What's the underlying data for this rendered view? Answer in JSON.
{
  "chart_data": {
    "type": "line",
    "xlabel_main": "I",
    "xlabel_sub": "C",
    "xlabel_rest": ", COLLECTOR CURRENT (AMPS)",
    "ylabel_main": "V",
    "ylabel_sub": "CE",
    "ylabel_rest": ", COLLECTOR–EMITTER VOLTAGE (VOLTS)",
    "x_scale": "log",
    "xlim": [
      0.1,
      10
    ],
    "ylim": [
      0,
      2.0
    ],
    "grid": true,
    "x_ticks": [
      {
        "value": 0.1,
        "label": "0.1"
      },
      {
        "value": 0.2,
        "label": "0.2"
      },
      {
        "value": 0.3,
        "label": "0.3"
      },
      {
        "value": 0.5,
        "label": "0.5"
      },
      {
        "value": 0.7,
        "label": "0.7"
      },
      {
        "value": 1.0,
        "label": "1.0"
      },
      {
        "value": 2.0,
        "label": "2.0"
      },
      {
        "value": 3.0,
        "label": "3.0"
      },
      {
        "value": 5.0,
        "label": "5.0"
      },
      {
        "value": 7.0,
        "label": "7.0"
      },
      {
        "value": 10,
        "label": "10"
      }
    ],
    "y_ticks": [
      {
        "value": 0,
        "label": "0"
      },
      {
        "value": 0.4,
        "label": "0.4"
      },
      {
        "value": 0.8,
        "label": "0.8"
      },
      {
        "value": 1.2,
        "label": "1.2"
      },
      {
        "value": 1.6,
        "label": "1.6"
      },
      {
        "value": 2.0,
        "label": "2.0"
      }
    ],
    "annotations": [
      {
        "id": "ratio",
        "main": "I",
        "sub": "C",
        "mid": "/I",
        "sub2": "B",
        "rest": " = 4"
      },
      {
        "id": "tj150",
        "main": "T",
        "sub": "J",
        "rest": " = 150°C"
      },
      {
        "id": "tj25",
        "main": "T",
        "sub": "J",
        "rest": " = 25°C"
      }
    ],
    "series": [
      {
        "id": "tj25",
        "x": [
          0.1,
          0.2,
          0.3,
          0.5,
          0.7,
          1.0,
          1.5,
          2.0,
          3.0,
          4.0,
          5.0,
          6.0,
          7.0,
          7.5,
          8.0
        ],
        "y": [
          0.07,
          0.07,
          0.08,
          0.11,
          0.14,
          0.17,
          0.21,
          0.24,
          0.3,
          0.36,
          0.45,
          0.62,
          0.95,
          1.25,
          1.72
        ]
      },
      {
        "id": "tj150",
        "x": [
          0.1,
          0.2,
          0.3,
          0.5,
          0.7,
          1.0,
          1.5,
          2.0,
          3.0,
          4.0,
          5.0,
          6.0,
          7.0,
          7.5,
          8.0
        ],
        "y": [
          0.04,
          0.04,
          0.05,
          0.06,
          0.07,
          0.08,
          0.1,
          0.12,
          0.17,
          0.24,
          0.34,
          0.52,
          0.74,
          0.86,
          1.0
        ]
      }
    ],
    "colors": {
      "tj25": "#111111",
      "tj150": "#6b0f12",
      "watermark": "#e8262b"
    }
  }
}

- [Your instructions]: Reproduce the material above, every line of it, exactly.

- [Solved exercise]:
What's the underlying data for this rendered view? Answer in JSON.
{
  "chart_data": {
    "type": "line",
    "xlabel_main": "I",
    "xlabel_sub": "C",
    "xlabel_rest": ", COLLECTOR CURRENT (AMPS)",
    "ylabel_main": "V",
    "ylabel_sub": "CE",
    "ylabel_rest": ", COLLECTOR–EMITTER VOLTAGE (VOLTS)",
    "x_scale": "log",
    "xlim": [
      0.1,
      10
    ],
    "ylim": [
      0,
      2.0
    ],
    "grid": true,
    "x_ticks": [
      {
        "value": 0.1,
        "label": "0.1"
      },
      {
        "value": 0.2,
        "label": "0.2"
      },
      {
        "value": 0.3,
        "label": "0.3"
      },
      {
        "value": 0.5,
        "label": "0.5"
      },
      {
        "value": 0.7,
        "label": "0.7"
      },
      {
        "value": 1.0,
        "label": "1.0"
      },
      {
        "value": 2.0,
        "label": "2.0"
      },
      {
        "value": 3.0,
        "label": "3.0"
      },
      {
        "value": 5.0,
        "label": "5.0"
      },
      {
        "value": 7.0,
        "label": "7.0"
      },
      {
        "value": 10,
        "label": "10"
      }
    ],
    "y_ticks": [
      {
        "value": 0,
        "label": "0"
      },
      {
        "value": 0.4,
        "label": "0.4"
      },
      {
        "value": 0.8,
        "label": "0.8"
      },
      {
        "value": 1.2,
        "label": "1.2"
      },
      {
        "value": 1.6,
        "label": "1.6"
      },
      {
        "value": 2.0,
        "label": "2.0"
      }
    ],
    "annotations": [
      {
        "id": "ratio",
        "main": "I",
        "sub": "C",
        "mid": "/I",
        "sub2": "B",
        "rest": " = 4"
      },
      {
        "id": "tj150",
        "main": "T",
        "sub": "J",
        "rest": " = 150°C"
      },
      {
        "id": "tj25",
        "main": "T",
        "sub": "J",
        "rest": " = 25°C"
      }
    ],
    "series": [
      {
        "id": "tj25",
        "x": [
          0.1,
          0.2,
          0.3,
          0.5,
          0.7,
          1.0,
          1.5,
          2.0,
          3.0,
          4.0,
          5.0,
          6.0,
          7.0,
          7.5,
          8.0
        ],
        "y": [
          0.07,
          0.07,
          0.08,
          0.11,
          0.14,
          0.17,
          0.21,
          0.24,
          0.3,
          0.36,
          0.45,
          0.62,
          0.95,
          1.25,
          1.72
        ]
      },
      {
        "id": "tj150",
        "x": [
          0.1,
          0.2,
          0.3,
          0.5,
          0.7,
          1.0,
          1.5,
          2.0,
          3.0,
          4.0,
          5.0,
          6.0,
          7.0,
          7.5,
          8.0
        ],
        "y": [
          0.04,
          0.04,
          0.05,
          0.06,
          0.07,
          0.08,
          0.1,
          0.12,
          0.17,
          0.24,
          0.34,
          0.52,
          0.74,
          0.86,
          1.0
        ]
      }
    ],
    "colors": {
      "tj25": "#111111",
      "tj150": "#6b0f12",
      "watermark": "#e8262b"
    }
  }
}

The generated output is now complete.